▶ Data entries
• • • • • • •

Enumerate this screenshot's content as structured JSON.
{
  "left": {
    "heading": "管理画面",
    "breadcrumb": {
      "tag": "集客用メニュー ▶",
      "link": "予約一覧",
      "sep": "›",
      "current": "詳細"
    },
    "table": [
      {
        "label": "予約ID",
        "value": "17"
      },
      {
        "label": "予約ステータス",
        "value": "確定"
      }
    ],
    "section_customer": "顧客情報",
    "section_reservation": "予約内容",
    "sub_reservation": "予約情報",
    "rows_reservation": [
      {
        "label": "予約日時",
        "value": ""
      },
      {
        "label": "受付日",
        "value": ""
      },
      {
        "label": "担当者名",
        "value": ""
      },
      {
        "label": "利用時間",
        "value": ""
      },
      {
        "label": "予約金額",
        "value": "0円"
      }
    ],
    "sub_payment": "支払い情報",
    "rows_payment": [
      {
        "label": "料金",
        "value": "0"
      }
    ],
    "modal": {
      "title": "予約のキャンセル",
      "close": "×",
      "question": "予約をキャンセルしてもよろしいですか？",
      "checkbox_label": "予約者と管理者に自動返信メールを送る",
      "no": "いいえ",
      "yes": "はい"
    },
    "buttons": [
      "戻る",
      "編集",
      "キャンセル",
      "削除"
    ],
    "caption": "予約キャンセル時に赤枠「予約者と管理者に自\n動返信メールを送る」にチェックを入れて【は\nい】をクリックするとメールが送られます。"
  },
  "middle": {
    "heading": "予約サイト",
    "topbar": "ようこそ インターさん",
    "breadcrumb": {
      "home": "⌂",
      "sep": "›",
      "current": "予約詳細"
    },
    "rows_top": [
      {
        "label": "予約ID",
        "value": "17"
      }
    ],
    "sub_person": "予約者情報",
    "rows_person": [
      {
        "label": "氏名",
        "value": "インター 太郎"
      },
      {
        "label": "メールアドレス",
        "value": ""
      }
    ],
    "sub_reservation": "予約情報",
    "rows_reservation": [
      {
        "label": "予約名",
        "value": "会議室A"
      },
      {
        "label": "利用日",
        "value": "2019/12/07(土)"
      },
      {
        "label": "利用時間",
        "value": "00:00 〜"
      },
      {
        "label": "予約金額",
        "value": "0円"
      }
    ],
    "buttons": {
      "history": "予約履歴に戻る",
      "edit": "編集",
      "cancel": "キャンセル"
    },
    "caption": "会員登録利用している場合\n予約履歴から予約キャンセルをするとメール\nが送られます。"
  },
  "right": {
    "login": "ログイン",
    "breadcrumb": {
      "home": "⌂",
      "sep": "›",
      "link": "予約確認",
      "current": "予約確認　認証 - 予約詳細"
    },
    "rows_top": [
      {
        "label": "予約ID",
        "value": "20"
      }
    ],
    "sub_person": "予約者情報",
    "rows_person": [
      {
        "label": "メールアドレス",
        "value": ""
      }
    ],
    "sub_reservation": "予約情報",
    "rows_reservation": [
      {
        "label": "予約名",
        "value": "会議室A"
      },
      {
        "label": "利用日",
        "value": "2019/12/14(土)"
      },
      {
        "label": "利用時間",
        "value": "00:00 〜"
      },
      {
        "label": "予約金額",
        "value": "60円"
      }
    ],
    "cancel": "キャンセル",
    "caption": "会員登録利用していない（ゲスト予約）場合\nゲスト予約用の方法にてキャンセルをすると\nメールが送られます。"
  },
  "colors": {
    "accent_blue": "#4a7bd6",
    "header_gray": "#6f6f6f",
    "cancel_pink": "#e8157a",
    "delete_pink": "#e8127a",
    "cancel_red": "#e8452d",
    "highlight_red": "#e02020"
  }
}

• • • • • • •

▶ Written exercise
Write the listing out again, exactly as it reads.

▶ Solution
Enumerate this screenshot's content as structured JSON.
{
  "left": {
    "heading": "管理画面",
    "breadcrumb": {
      "tag": "集客用メニュー ▶",
      "link": "予約一覧",
      "sep": "›",
      "current": "詳細"
    },
    "table": [
      {
        "label": "予約ID",
        "value": "17"
      },
      {
        "label": "予約ステータス",
        "value": "確定"
      }
    ],
    "section_customer": "顧客情報",
    "section_reservation": "予約内容",
    "sub_reservation": "予約情報",
    "rows_reservation": [
      {
        "label": "予約日時",
        "value": ""
      },
      {
        "label": "受付日",
        "value": ""
      },
      {
        "label": "担当者名",
        "value": ""
      },
      {
        "label": "利用時間",
        "value": ""
      },
      {
        "label": "予約金額",
        "value": "0円"
      }
    ],
    "sub_payment": "支払い情報",
    "rows_payment": [
      {
        "label": "料金",
        "value": "0"
      }
    ],
    "modal": {
      "title": "予約のキャンセル",
      "close": "×",
      "question": "予約をキャンセルしてもよろしいですか？",
      "checkbox_label": "予約者と管理者に自動返信メールを送る",
      "no": "いいえ",
      "yes": "はい"
    },
    "buttons": [
      "戻る",
      "編集",
      "キャンセル",
      "削除"
    ],
    "caption": "予約キャンセル時に赤枠「予約者と管理者に自\n動返信メールを送る」にチェックを入れて【は\nい】をクリックするとメールが送られます。"
  },
  "middle": {
    "heading": "予約サイト",
    "topbar": "ようこそ インターさん",
    "breadcrumb": {
      "home": "⌂",
      "sep": "›",
      "current": "予約詳細"
    },
    "rows_top": [
      {
        "label": "予約ID",
        "value": "17"
      }
    ],
    "sub_person": "予約者情報",
    "rows_person": [
      {
        "label": "氏名",
        "value": "インター 太郎"
      },
      {
        "label": "メールアドレス",
        "value": ""
      }
    ],
    "sub_reservation": "予約情報",
    "rows_reservation": [
      {
        "label": "予約名",
        "value": "会議室A"
      },
      {
        "label": "利用日",
        "value": "2019/12/07(土)"
      },
      {
        "label": "利用時間",
        "value": "00:00 〜"
      },
      {
        "label": "予約金額",
        "value": "0円"
      }
    ],
    "buttons": {
      "history": "予約履歴に戻る",
      "edit": "編集",
      "cancel": "キャンセル"
    },
    "caption": "会員登録利用している場合\n予約履歴から予約キャンセルをするとメール\nが送られます。"
  },
  "right": {
    "login": "ログイン",
    "breadcrumb": {
      "home": "⌂",
      "sep": "›",
      "link": "予約確認",
      "current": "予約確認　認証 - 予約詳細"
    },
    "rows_top": [
      {
        "label": "予約ID",
        "value": "20"
      }
    ],
    "sub_person": "予約者情報",
    "rows_person": [
      {
        "label": "メールアドレス",
        "value": ""
      }
    ],
    "sub_reservation": "予約情報",
    "rows_reservation": [
      {
        "label": "予約名",
        "value": "会議室A"
      },
      {
        "label": "利用日",
        "value": "2019/12/14(土)"
      },
      {
        "label": "利用時間",
        "value": "00:00 〜"
      },
      {
        "label": "予約金額",
        "value": "60円"
      }
    ],
    "cancel": "キャンセル",
    "caption": "会員登録利用していない（ゲスト予約）場合\nゲスト予約用の方法にてキャンセルをすると\nメールが送られます。"
  },
  "colors": {
    "accent_blue": "#4a7bd6",
    "header_gray": "#6f6f6f",
    "cancel_pink": "#e8157a",
    "delete_pink": "#e8127a",
    "cancel_red": "#e8452d",
    "highlight_red": "#e02020"
  }
}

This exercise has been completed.